▶ **Material provided**:

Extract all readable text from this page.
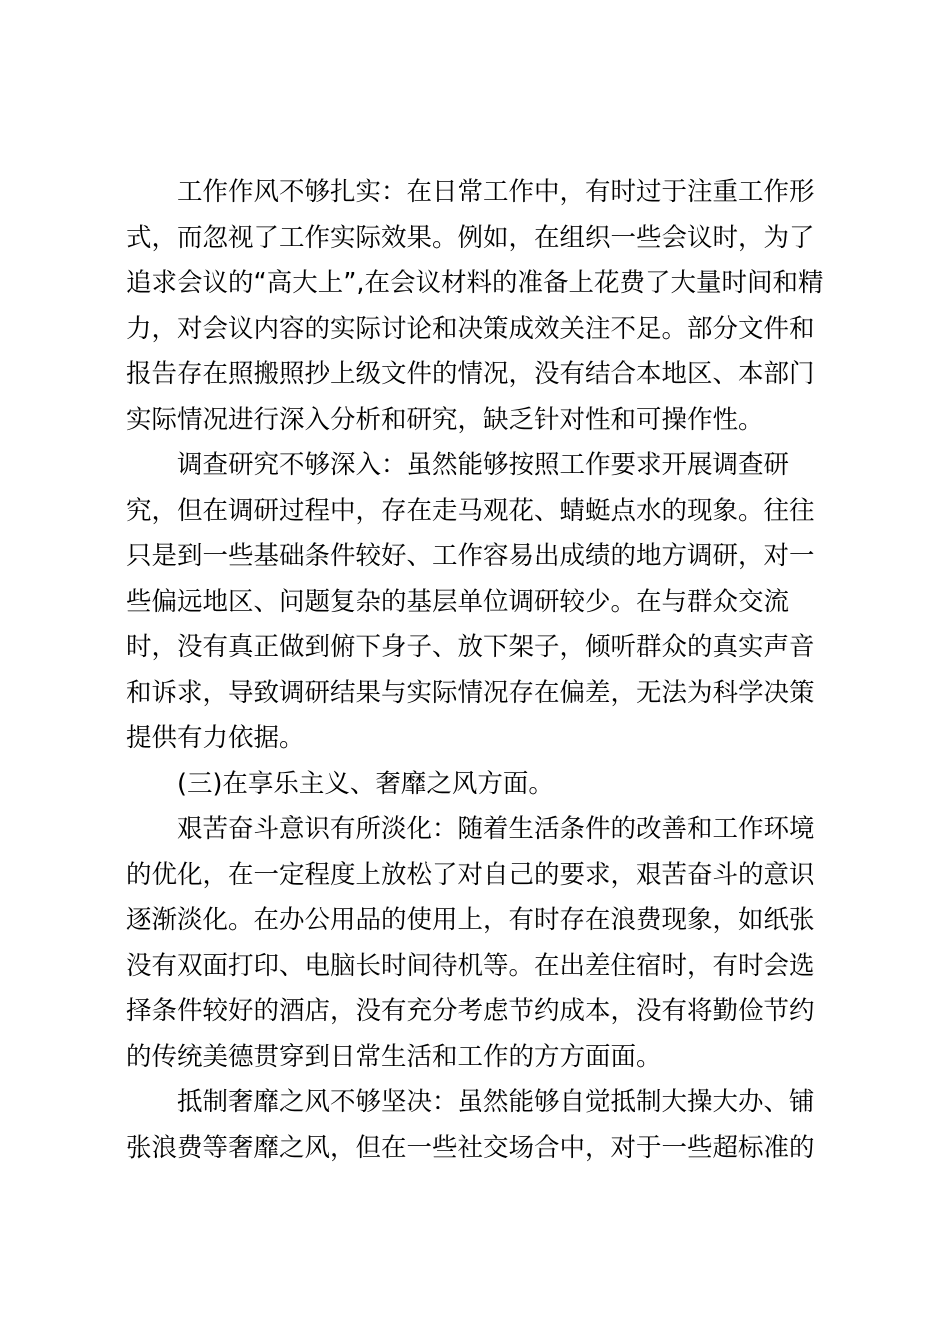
工作作风不够扎实：在日常工作中，有时过于注重工作形
式，而忽视了工作实际效果。例如，在组织一些会议时，为了
追求会议的“高大上”,在会议材料的准备上花费了大量时间和精
力，对会议内容的实际讨论和决策成效关注不足。部分文件和
报告存在照搬照抄上级文件的情况，没有结合本地区、本部门
实际情况进行深入分析和研究，缺乏针对性和可操作性。
调查研究不够深入：虽然能够按照工作要求开展调查研
究，但在调研过程中，存在走马观花、蜻蜓点水的现象。往往
只是到一些基础条件较好、工作容易出成绩的地方调研，对一
些偏远地区、问题复杂的基层单位调研较少。在与群众交流
时，没有真正做到俯下身子、放下架子，倾听群众的真实声音
和诉求，导致调研结果与实际情况存在偏差，无法为科学决策
提供有力依据。
(三)在享乐主义、奢靡之风方面。
艰苦奋斗意识有所淡化：随着生活条件的改善和工作环境
的优化，在一定程度上放松了对自己的要求，艰苦奋斗的意识
逐渐淡化。在办公用品的使用上，有时存在浪费现象，如纸张
没有双面打印、电脑长时间待机等。在出差住宿时，有时会选
择条件较好的酒店，没有充分考虑节约成本，没有将勤俭节约
的传统美德贯穿到日常生活和工作的方方面面。
抵制奢靡之风不够坚决：虽然能够自觉抵制大操大办、铺
张浪费等奢靡之风，但在一些社交场合中，对于一些超标准的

▶ **Required task**:
Without including any pictures, please restate all the records exactly.

▶ **Solved exercise**:
Extract all readable text from this page.
工作作风不够扎实：在日常工作中，有时过于注重工作形
式，而忽视了工作实际效果。例如，在组织一些会议时，为了
追求会议的“高大上”,在会议材料的准备上花费了大量时间和精
力，对会议内容的实际讨论和决策成效关注不足。部分文件和
报告存在照搬照抄上级文件的情况，没有结合本地区、本部门
实际情况进行深入分析和研究，缺乏针对性和可操作性。
调查研究不够深入：虽然能够按照工作要求开展调查研
究，但在调研过程中，存在走马观花、蜻蜓点水的现象。往往
只是到一些基础条件较好、工作容易出成绩的地方调研，对一
些偏远地区、问题复杂的基层单位调研较少。在与群众交流
时，没有真正做到俯下身子、放下架子，倾听群众的真实声音
和诉求，导致调研结果与实际情况存在偏差，无法为科学决策
提供有力依据。
(三)在享乐主义、奢靡之风方面。
艰苦奋斗意识有所淡化：随着生活条件的改善和工作环境
的优化，在一定程度上放松了对自己的要求，艰苦奋斗的意识
逐渐淡化。在办公用品的使用上，有时存在浪费现象，如纸张
没有双面打印、电脑长时间待机等。在出差住宿时，有时会选
择条件较好的酒店，没有充分考虑节约成本，没有将勤俭节约
的传统美德贯穿到日常生活和工作的方方面面。
抵制奢靡之风不够坚决：虽然能够自觉抵制大操大办、铺
张浪费等奢靡之风，但在一些社交场合中，对于一些超标准的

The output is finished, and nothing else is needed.